**Information shown**
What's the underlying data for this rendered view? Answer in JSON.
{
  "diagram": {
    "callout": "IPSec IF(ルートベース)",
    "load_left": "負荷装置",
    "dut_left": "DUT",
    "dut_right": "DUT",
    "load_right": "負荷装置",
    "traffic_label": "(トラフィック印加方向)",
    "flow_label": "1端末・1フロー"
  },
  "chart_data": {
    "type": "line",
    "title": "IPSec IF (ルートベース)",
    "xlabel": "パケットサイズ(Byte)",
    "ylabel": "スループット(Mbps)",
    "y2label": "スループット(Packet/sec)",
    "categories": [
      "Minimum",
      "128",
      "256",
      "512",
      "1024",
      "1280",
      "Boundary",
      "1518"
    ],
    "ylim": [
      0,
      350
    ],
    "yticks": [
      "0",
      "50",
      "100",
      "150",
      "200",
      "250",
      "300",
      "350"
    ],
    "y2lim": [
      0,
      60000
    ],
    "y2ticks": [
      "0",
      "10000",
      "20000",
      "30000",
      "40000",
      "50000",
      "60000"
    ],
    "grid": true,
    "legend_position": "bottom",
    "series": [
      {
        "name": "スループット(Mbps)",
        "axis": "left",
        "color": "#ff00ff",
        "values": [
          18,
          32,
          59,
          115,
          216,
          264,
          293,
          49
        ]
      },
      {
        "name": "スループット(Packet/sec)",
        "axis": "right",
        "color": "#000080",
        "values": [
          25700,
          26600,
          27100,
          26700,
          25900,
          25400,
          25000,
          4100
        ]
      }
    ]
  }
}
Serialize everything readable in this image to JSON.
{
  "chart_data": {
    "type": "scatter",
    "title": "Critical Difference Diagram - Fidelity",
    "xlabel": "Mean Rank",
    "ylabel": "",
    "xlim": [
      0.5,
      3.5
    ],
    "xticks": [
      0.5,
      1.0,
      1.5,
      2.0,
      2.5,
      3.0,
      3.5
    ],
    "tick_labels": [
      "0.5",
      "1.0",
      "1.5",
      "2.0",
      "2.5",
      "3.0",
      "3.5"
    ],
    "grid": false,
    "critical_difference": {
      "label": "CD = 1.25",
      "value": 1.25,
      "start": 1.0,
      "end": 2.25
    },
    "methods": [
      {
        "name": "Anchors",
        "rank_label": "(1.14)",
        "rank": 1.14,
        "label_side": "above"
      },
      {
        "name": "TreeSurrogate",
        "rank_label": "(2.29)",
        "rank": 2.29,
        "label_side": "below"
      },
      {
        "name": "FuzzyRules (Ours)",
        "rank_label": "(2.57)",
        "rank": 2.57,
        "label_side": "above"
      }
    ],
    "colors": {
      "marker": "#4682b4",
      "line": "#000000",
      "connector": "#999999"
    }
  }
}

**Request**
Reproduce the full set of records precisely.

**Solution below**
What's the underlying data for this rendered view? Answer in JSON.
{
  "diagram": {
    "callout": "IPSec IF(ルートベース)",
    "load_left": "負荷装置",
    "dut_left": "DUT",
    "dut_right": "DUT",
    "load_right": "負荷装置",
    "traffic_label": "(トラフィック印加方向)",
    "flow_label": "1端末・1フロー"
  },
  "chart_data": {
    "type": "line",
    "title": "IPSec IF (ルートベース)",
    "xlabel": "パケットサイズ(Byte)",
    "ylabel": "スループット(Mbps)",
    "y2label": "スループット(Packet/sec)",
    "categories": [
      "Minimum",
      "128",
      "256",
      "512",
      "1024",
      "1280",
      "Boundary",
      "1518"
    ],
    "ylim": [
      0,
      350
    ],
    "yticks": [
      "0",
      "50",
      "100",
      "150",
      "200",
      "250",
      "300",
      "350"
    ],
    "y2lim": [
      0,
      60000
    ],
    "y2ticks": [
      "0",
      "10000",
      "20000",
      "30000",
      "40000",
      "50000",
      "60000"
    ],
    "grid": true,
    "legend_position": "bottom",
    "series": [
      {
        "name": "スループット(Mbps)",
        "axis": "left",
        "color": "#ff00ff",
        "values": [
          18,
          32,
          59,
          115,
          216,
          264,
          293,
          49
        ]
      },
      {
        "name": "スループット(Packet/sec)",
        "axis": "right",
        "color": "#000080",
        "values": [
          25700,
          26600,
          27100,
          26700,
          25900,
          25400,
          25000,
          4100
        ]
      }
    ]
  }
}
Serialize everything readable in this image to JSON.
{
  "chart_data": {
    "type": "scatter",
    "title": "Critical Difference Diagram - Fidelity",
    "xlabel": "Mean Rank",
    "ylabel": "",
    "xlim": [
      0.5,
      3.5
    ],
    "xticks": [
      0.5,
      1.0,
      1.5,
      2.0,
      2.5,
      3.0,
      3.5
    ],
    "tick_labels": [
      "0.5",
      "1.0",
      "1.5",
      "2.0",
      "2.5",
      "3.0",
      "3.5"
    ],
    "grid": false,
    "critical_difference": {
      "label": "CD = 1.25",
      "value": 1.25,
      "start": 1.0,
      "end": 2.25
    },
    "methods": [
      {
        "name": "Anchors",
        "rank_label": "(1.14)",
        "rank": 1.14,
        "label_side": "above"
      },
      {
        "name": "TreeSurrogate",
        "rank_label": "(2.29)",
        "rank": 2.29,
        "label_side": "below"
      },
      {
        "name": "FuzzyRules (Ours)",
        "rank_label": "(2.57)",
        "rank": 2.57,
        "label_side": "above"
      }
    ],
    "colors": {
      "marker": "#4682b4",
      "line": "#000000",
      "connector": "#999999"
    }
  }
}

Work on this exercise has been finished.